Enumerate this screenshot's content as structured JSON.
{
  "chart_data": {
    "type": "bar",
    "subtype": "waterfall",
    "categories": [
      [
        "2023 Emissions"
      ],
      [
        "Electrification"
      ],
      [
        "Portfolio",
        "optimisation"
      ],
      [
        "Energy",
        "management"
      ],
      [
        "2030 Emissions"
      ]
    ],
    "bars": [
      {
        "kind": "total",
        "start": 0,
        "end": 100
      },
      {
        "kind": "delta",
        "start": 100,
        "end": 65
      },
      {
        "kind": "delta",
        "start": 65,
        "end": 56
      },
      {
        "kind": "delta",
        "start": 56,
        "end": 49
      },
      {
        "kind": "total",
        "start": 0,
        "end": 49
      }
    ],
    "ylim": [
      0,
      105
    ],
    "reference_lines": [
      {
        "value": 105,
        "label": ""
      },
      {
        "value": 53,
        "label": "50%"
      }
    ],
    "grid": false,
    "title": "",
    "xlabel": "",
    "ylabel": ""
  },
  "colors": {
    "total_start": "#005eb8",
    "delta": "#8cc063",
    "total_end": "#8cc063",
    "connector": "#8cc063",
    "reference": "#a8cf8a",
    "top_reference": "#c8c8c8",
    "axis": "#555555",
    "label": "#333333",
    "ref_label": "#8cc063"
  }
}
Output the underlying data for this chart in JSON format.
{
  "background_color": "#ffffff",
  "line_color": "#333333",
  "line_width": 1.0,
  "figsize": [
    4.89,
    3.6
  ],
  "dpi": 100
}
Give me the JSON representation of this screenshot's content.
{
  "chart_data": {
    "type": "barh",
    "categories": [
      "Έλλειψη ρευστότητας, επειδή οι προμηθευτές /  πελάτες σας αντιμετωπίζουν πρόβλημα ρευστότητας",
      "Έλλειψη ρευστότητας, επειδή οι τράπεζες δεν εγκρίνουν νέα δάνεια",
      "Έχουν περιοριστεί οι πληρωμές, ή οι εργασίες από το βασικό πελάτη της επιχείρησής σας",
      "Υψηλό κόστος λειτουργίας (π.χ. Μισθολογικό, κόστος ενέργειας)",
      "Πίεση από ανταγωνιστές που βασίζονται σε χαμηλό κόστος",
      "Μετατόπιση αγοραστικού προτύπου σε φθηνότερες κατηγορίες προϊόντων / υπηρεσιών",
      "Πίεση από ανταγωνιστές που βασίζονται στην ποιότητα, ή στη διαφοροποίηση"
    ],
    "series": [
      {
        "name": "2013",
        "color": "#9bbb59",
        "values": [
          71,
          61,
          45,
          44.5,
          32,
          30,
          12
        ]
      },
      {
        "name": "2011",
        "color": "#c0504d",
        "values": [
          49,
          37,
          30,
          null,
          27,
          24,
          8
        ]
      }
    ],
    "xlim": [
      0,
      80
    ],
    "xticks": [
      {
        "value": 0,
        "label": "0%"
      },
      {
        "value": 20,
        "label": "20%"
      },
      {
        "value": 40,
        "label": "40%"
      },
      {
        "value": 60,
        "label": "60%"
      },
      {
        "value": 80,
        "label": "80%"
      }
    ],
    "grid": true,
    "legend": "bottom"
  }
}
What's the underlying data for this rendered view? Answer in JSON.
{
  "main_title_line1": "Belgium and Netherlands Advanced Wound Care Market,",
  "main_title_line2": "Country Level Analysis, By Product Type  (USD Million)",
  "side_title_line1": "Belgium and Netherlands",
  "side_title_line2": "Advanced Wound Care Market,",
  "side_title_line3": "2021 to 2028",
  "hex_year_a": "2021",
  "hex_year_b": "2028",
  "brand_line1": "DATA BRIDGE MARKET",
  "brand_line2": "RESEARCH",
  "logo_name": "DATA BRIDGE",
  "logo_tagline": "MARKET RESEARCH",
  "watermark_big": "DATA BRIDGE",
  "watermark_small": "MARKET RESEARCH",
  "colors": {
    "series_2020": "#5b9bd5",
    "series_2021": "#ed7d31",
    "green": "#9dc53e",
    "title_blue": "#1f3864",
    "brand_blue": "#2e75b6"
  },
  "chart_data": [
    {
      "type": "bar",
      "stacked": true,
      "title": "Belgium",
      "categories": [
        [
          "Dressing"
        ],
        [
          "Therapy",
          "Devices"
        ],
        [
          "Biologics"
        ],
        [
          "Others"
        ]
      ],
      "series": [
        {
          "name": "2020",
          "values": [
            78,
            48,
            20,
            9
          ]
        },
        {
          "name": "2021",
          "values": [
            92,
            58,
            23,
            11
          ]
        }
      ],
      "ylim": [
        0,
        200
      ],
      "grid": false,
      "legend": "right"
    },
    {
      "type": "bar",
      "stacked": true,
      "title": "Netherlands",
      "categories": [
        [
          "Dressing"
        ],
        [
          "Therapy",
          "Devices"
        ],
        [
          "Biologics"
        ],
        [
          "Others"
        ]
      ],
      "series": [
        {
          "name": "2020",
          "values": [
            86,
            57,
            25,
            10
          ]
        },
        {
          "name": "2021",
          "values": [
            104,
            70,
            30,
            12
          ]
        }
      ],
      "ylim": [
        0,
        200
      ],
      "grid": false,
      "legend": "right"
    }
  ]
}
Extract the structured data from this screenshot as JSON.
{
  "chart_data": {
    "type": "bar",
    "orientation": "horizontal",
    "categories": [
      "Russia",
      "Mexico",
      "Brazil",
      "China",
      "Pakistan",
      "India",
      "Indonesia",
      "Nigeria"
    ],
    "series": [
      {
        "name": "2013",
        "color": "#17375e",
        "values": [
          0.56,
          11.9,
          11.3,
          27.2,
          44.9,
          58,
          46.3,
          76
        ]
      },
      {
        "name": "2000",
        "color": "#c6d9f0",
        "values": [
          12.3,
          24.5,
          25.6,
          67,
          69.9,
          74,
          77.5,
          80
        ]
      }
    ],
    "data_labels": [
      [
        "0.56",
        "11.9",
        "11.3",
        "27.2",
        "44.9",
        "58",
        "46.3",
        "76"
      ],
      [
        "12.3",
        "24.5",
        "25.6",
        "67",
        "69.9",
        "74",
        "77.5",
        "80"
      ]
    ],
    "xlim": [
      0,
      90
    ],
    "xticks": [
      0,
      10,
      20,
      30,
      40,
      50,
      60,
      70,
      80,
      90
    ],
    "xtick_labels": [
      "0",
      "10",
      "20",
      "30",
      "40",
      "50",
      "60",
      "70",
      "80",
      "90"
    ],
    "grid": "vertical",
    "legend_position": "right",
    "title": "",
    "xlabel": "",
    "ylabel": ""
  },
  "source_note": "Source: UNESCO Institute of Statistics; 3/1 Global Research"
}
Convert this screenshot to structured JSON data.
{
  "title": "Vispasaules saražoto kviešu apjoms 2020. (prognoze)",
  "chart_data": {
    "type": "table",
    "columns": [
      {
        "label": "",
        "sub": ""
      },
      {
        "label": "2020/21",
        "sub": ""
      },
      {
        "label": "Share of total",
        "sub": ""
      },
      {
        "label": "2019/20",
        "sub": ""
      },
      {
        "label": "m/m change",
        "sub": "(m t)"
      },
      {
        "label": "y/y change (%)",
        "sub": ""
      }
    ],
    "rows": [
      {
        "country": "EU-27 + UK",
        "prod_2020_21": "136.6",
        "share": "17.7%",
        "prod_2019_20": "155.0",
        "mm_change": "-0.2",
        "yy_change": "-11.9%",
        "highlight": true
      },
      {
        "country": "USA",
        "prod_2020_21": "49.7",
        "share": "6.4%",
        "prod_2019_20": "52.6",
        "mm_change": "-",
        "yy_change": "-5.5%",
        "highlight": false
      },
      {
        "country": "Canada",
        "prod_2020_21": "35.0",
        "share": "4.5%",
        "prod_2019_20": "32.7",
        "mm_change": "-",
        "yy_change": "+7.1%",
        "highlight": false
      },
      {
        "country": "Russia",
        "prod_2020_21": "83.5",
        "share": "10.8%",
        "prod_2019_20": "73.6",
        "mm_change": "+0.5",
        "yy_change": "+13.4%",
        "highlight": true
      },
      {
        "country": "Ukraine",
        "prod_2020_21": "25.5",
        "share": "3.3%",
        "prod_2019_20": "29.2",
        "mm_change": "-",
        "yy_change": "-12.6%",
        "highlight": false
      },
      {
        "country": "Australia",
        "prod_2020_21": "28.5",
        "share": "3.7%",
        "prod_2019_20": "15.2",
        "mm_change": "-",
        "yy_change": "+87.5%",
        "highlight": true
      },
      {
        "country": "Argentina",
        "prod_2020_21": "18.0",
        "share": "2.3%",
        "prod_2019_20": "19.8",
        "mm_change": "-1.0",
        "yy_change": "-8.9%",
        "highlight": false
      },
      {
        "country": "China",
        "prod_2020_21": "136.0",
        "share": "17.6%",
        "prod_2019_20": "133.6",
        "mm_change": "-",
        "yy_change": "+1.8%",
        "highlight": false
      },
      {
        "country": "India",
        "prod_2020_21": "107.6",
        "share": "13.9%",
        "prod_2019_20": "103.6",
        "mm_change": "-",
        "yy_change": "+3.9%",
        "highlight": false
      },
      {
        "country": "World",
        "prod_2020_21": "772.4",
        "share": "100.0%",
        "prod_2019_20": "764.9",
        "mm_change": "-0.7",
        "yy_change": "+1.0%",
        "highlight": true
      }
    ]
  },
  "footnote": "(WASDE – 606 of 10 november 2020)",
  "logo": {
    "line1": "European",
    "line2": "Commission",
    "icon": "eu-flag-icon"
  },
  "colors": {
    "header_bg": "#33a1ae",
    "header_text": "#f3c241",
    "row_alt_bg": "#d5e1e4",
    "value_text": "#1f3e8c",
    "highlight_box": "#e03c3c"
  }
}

————————

__DESCRIPTION OF THE TASK__
Where a line of the material above holds the string "underlying", copy that line.

__SOLUTION FOR THIS EXERCISE__
Output the underlying data for this chart in JSON format.
What's the underlying data for this rendered view? Answer in JSON.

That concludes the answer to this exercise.